Exercise
Each entry that follows is to be retyped exactly. Pictures do not belong in the copy.

Entries
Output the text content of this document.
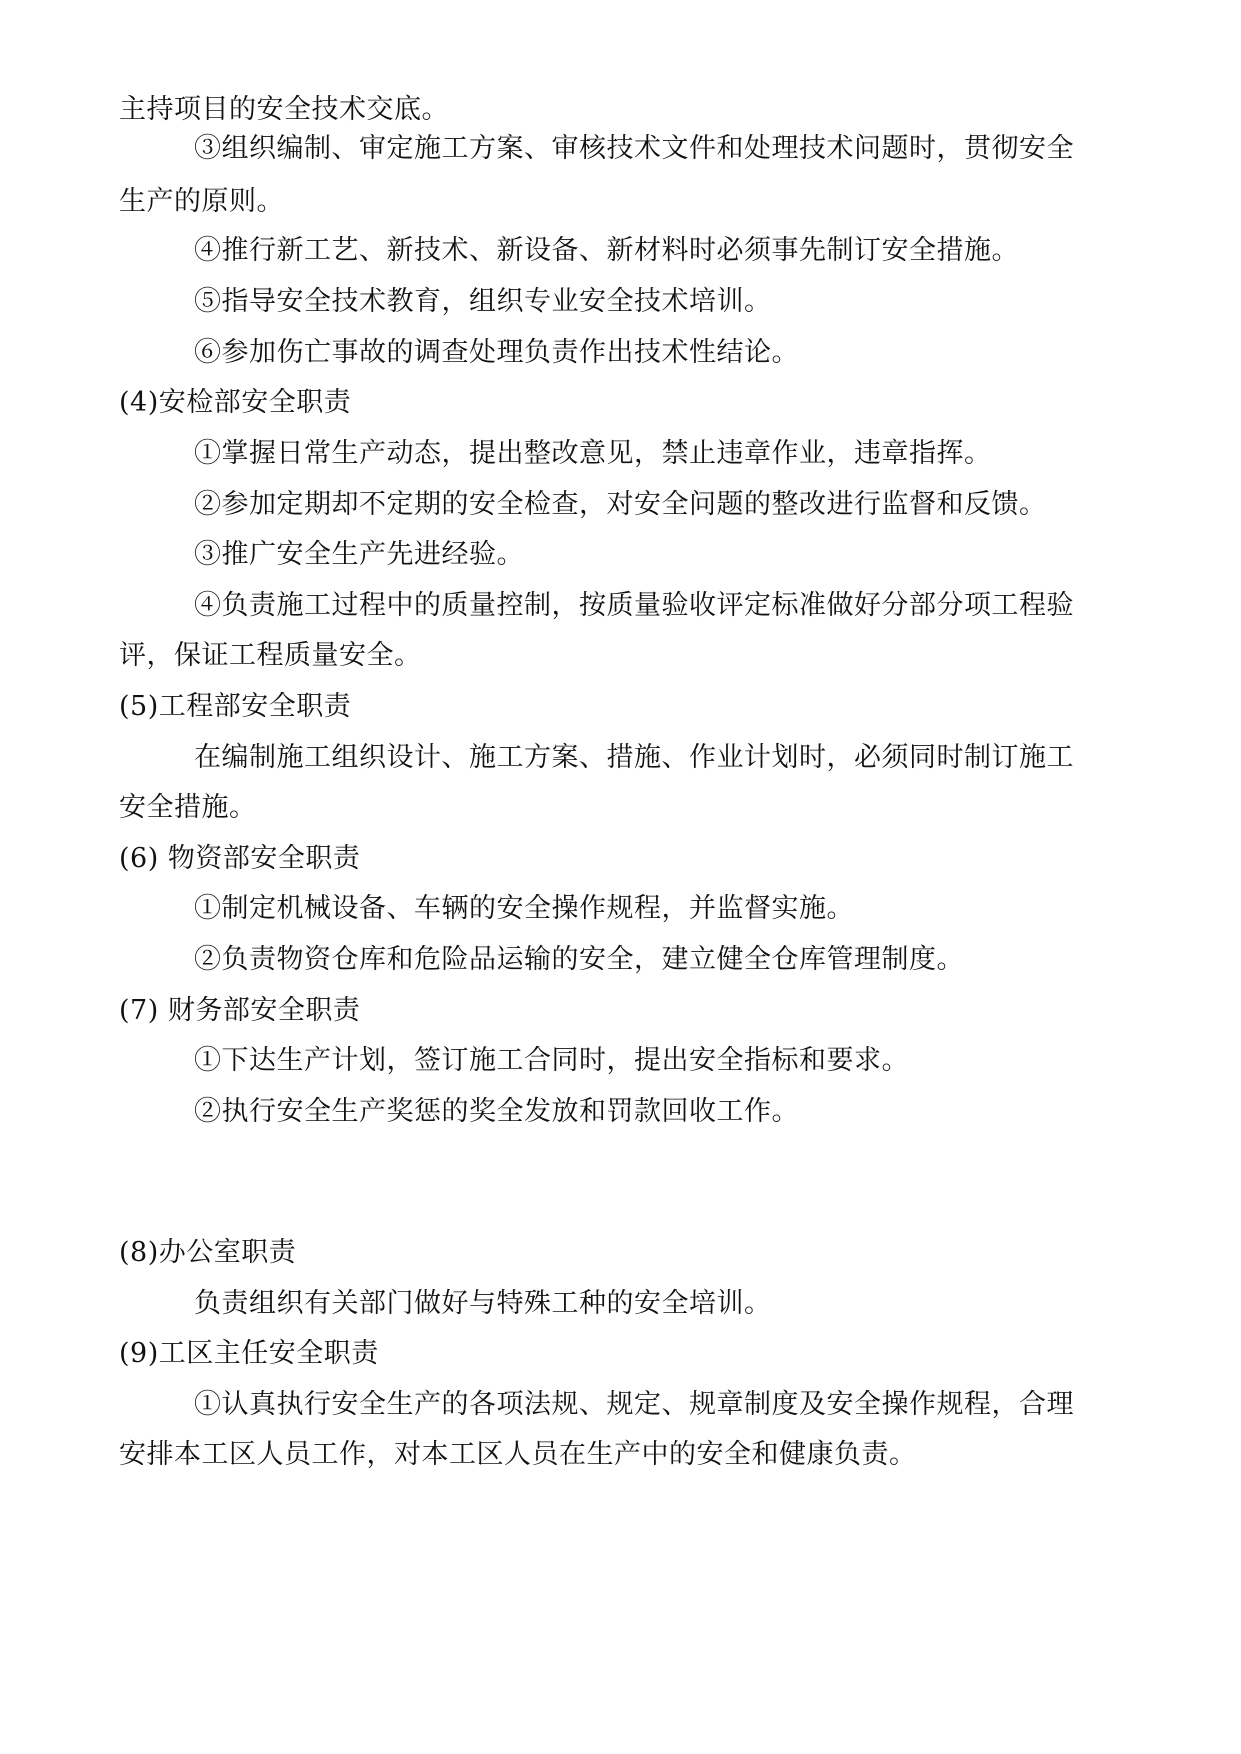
主持项目的安全技术交底。
③组织编制、审定施工方案、审核技术文件和处理技术问题时，贯彻安全
生产的原则。
④推行新工艺、新技术、新设备、新材料时必须事先制订安全措施。
⑤指导安全技术教育，组织专业安全技术培训。
⑥参加伤亡事故的调查处理负责作出技术性结论。
(4)安检部安全职责
①掌握日常生产动态，提出整改意见，禁止违章作业，违章指挥。
②参加定期却不定期的安全检查，对安全问题的整改进行监督和反馈。
③推广安全生产先进经验。
④负责施工过程中的质量控制，按质量验收评定标准做好分部分项工程验
评，保证工程质量安全。
(5)工程部安全职责
在编制施工组织设计、施工方案、措施、作业计划时，必须同时制订施工
安全措施。
(6) 物资部安全职责
①制定机械设备、车辆的安全操作规程，并监督实施。
②负责物资仓库和危险品运输的安全，建立健全仓库管理制度。
(7) 财务部安全职责
①下达生产计划，签订施工合同时，提出安全指标和要求。
②执行安全生产奖惩的奖全发放和罚款回收工作。
(8)办公室职责
负责组织有关部门做好与特殊工种的安全培训。
(9)工区主任安全职责
①认真执行安全生产的各项法规、规定、规章制度及安全操作规程，合理
安排本工区人员工作，对本工区人员在生产中的安全和健康负责。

Task response
Output the text content of this document.
主持项目的安全技术交底。
③组织编制、审定施工方案、审核技术文件和处理技术问题时，贯彻安全
生产的原则。
④推行新工艺、新技术、新设备、新材料时必须事先制订安全措施。
⑤指导安全技术教育，组织专业安全技术培训。
⑥参加伤亡事故的调查处理负责作出技术性结论。
(4)安检部安全职责
①掌握日常生产动态，提出整改意见，禁止违章作业，违章指挥。
②参加定期却不定期的安全检查，对安全问题的整改进行监督和反馈。
③推广安全生产先进经验。
④负责施工过程中的质量控制，按质量验收评定标准做好分部分项工程验
评，保证工程质量安全。
(5)工程部安全职责
在编制施工组织设计、施工方案、措施、作业计划时，必须同时制订施工
安全措施。
(6) 物资部安全职责
①制定机械设备、车辆的安全操作规程，并监督实施。
②负责物资仓库和危险品运输的安全，建立健全仓库管理制度。
(7) 财务部安全职责
①下达生产计划，签订施工合同时，提出安全指标和要求。
②执行安全生产奖惩的奖全发放和罚款回收工作。
(8)办公室职责
负责组织有关部门做好与特殊工种的安全培训。
(9)工区主任安全职责
①认真执行安全生产的各项法规、规定、规章制度及安全操作规程，合理
安排本工区人员工作，对本工区人员在生产中的安全和健康负责。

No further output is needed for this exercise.